== Provided entries ==

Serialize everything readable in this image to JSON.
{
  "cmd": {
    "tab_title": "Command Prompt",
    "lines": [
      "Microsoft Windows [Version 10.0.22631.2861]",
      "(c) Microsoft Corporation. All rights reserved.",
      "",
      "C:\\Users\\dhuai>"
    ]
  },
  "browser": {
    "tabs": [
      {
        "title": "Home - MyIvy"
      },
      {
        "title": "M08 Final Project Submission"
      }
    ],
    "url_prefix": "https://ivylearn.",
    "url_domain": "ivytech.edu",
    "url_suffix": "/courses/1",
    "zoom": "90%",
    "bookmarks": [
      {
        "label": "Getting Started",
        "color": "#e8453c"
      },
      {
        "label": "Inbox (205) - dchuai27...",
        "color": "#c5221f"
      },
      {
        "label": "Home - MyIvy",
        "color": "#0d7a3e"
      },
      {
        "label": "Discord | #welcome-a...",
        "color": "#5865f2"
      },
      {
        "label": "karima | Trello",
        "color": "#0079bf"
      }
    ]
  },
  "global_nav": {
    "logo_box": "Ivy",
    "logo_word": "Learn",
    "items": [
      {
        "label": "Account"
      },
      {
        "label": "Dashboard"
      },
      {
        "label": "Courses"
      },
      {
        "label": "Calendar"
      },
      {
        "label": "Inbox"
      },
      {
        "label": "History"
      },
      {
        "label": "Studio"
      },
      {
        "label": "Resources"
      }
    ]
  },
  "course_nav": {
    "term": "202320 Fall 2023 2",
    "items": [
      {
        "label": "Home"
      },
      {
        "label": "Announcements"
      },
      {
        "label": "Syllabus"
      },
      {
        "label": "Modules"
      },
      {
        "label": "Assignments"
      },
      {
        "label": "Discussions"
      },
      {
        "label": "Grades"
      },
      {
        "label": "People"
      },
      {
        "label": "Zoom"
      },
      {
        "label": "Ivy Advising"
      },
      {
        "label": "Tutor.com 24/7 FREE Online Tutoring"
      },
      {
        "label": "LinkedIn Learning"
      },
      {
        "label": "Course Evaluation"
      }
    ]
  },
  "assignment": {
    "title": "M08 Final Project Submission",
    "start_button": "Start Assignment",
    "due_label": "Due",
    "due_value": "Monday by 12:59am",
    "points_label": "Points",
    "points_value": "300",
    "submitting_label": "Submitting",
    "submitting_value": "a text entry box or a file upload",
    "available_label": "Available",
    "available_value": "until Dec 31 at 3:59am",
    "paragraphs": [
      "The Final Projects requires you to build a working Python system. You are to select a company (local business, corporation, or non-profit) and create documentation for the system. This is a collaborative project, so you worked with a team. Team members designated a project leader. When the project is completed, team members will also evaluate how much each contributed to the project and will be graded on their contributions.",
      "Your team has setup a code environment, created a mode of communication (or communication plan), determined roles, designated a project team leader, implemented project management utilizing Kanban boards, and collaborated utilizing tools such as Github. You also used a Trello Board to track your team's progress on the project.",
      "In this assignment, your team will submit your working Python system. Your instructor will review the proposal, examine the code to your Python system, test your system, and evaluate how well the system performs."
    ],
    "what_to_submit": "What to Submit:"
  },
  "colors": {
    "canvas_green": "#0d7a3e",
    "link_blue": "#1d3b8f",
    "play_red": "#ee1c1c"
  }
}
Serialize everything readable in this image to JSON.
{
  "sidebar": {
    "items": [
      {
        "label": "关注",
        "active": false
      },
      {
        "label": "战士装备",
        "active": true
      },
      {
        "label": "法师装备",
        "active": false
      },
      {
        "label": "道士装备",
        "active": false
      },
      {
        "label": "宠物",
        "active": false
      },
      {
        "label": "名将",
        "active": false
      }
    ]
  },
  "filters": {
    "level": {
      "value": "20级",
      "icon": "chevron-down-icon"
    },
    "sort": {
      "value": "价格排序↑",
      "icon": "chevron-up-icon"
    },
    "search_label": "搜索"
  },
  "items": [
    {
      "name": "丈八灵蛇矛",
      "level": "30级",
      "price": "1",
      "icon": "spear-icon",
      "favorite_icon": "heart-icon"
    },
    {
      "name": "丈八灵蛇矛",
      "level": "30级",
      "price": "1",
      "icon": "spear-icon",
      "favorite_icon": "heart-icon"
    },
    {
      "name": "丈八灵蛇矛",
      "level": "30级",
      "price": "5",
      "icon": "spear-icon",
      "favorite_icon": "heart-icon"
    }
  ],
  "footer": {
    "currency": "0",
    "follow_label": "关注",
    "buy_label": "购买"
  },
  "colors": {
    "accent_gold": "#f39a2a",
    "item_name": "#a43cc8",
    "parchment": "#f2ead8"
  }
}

===
== Provided entries ==

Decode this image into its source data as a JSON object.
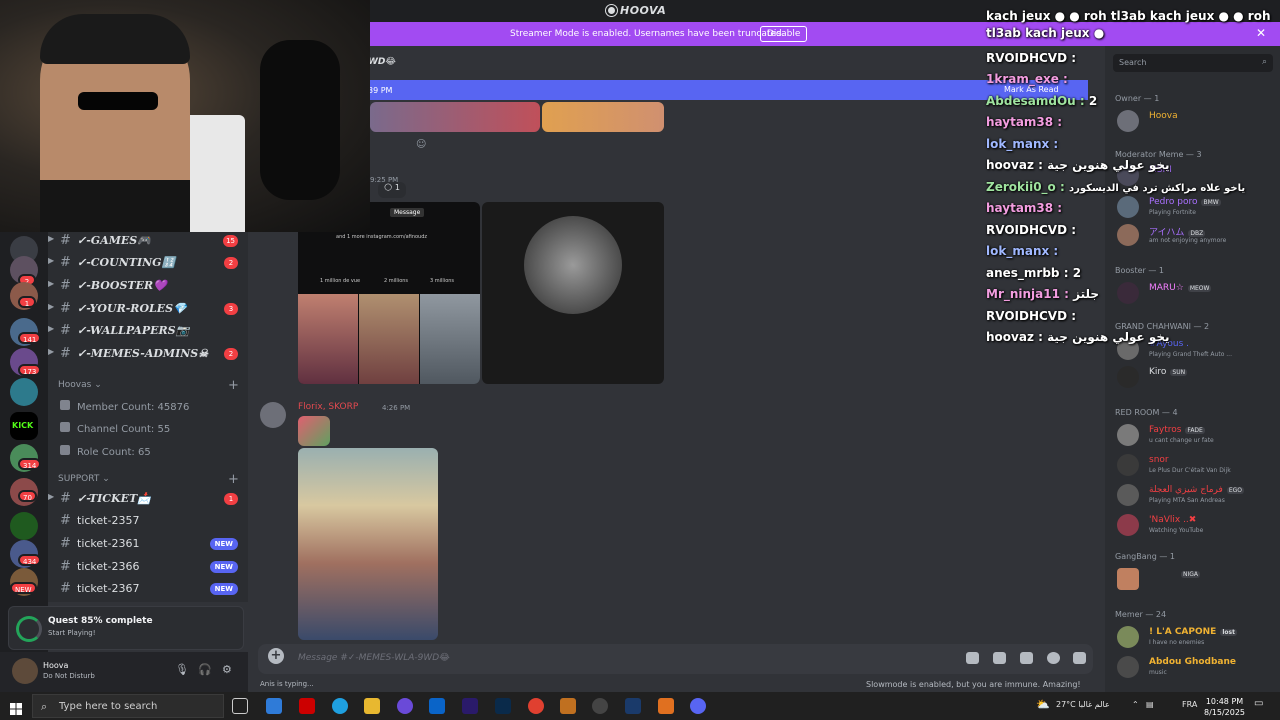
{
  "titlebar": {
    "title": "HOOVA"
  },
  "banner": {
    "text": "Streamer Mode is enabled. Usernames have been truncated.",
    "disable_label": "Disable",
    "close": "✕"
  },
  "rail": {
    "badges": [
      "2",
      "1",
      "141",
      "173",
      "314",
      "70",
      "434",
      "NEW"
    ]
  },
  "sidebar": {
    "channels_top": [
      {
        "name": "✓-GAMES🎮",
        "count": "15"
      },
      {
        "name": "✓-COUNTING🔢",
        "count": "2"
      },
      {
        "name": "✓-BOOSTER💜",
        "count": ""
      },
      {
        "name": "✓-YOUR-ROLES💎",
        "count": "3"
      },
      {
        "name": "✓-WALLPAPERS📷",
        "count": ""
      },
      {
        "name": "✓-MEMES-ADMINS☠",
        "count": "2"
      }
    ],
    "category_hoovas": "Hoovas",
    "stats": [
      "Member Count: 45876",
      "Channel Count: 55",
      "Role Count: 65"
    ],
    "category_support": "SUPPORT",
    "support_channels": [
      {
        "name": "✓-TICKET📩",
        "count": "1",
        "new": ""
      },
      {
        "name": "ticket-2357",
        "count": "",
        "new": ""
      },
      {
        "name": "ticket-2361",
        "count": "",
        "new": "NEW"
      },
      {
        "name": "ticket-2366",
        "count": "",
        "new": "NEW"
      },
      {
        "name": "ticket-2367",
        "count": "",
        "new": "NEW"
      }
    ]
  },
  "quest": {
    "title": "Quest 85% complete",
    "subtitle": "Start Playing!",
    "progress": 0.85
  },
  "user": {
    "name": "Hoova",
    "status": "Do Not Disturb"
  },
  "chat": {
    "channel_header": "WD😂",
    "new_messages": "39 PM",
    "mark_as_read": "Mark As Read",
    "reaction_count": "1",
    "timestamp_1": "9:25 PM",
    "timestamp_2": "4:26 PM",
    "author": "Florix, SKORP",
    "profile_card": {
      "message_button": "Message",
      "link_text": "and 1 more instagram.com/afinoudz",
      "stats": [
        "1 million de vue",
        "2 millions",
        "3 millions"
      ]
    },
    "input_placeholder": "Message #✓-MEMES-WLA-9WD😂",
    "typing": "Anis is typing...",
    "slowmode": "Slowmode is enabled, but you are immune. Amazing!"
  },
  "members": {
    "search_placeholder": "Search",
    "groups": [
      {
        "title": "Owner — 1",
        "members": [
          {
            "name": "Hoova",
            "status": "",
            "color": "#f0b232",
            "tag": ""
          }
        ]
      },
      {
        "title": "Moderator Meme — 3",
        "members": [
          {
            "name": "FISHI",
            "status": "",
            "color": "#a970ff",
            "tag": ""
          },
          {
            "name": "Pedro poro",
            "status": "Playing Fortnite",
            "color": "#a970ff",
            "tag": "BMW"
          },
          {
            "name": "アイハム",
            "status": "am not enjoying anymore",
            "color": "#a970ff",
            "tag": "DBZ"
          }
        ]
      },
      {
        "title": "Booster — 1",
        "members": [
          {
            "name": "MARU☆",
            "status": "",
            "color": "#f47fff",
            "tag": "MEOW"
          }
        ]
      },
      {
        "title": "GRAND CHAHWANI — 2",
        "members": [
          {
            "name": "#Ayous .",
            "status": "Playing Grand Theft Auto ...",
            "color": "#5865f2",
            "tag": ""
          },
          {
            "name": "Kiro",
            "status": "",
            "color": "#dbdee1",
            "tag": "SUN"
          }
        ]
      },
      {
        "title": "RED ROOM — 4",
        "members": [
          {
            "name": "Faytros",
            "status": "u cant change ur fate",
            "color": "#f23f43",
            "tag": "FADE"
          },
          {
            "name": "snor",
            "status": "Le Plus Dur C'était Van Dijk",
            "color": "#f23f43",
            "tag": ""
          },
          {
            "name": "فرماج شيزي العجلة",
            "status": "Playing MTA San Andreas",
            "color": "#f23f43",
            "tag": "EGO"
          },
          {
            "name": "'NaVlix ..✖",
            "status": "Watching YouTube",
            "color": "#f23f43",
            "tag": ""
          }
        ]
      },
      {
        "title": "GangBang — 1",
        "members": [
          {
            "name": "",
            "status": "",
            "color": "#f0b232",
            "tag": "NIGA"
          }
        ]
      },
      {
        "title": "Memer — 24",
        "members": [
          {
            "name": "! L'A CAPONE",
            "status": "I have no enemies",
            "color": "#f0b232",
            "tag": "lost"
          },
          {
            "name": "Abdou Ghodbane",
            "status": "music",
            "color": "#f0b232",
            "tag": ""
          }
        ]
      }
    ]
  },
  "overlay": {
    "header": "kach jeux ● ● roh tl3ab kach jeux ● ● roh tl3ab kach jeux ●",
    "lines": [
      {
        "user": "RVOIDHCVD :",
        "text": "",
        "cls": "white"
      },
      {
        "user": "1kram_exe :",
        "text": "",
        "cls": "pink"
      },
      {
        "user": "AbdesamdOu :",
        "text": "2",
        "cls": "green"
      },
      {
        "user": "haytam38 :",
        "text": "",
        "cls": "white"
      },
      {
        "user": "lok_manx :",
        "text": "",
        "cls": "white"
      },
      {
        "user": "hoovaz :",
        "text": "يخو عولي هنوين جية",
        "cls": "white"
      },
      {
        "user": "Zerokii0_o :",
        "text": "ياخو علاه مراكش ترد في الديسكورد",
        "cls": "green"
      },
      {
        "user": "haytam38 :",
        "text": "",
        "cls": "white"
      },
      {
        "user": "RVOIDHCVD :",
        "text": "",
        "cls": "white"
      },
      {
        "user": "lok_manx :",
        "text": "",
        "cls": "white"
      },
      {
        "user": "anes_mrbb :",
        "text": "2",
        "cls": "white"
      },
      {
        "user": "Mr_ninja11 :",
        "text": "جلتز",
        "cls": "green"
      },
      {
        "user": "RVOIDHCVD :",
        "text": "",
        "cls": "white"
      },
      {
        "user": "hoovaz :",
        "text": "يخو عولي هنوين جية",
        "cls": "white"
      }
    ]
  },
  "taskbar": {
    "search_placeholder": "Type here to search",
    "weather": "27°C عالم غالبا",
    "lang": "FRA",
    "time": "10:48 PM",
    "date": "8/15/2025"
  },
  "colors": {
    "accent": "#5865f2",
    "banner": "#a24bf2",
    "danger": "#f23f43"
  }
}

===

# [Directions for this task]
From the data above, show each line that contains "enabled".

# [Output]
    "text": "Streamer Mode is enabled. Usernames have been truncated.",
    "slowmode": "Slowmode is enabled, but you are immune. Amazing!"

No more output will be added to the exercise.